[Stored records]
(begin)
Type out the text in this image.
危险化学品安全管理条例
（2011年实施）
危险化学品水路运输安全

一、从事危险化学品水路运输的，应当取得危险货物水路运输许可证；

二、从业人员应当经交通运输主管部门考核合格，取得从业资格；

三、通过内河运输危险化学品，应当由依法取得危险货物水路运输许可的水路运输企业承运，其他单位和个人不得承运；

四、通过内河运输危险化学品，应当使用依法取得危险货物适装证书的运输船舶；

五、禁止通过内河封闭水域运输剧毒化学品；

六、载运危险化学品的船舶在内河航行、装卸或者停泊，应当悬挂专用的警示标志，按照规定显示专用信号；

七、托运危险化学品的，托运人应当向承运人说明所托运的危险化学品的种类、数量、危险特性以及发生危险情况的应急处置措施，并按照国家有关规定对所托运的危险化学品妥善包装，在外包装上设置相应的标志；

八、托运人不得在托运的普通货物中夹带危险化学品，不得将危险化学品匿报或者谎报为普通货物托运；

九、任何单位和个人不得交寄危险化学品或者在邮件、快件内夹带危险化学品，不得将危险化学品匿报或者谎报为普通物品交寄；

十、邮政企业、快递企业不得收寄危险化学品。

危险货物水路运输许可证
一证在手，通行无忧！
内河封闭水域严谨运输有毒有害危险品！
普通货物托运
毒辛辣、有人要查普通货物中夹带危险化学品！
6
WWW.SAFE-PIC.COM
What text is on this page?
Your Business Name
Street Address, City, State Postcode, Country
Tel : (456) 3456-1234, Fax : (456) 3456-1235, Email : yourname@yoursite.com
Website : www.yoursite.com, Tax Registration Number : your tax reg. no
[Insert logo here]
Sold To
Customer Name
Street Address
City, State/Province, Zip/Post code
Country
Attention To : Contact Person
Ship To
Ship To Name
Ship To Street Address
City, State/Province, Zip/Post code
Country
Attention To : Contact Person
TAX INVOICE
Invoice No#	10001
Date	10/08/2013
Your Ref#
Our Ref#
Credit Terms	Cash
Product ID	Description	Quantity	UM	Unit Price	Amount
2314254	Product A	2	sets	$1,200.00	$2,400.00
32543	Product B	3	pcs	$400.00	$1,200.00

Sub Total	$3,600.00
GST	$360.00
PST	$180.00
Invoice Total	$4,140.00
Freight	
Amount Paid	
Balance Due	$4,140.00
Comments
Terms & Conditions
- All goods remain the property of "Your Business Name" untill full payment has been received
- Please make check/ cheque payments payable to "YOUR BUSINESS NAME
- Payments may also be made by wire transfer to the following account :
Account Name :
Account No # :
(end)
* GIVEN INSTRUCTION *
Identify each line of the material where the word "Total" shows up, and copy it.

* FULL ANSWER *
Sub Total	$3,600.00
Invoice Total	$4,140.00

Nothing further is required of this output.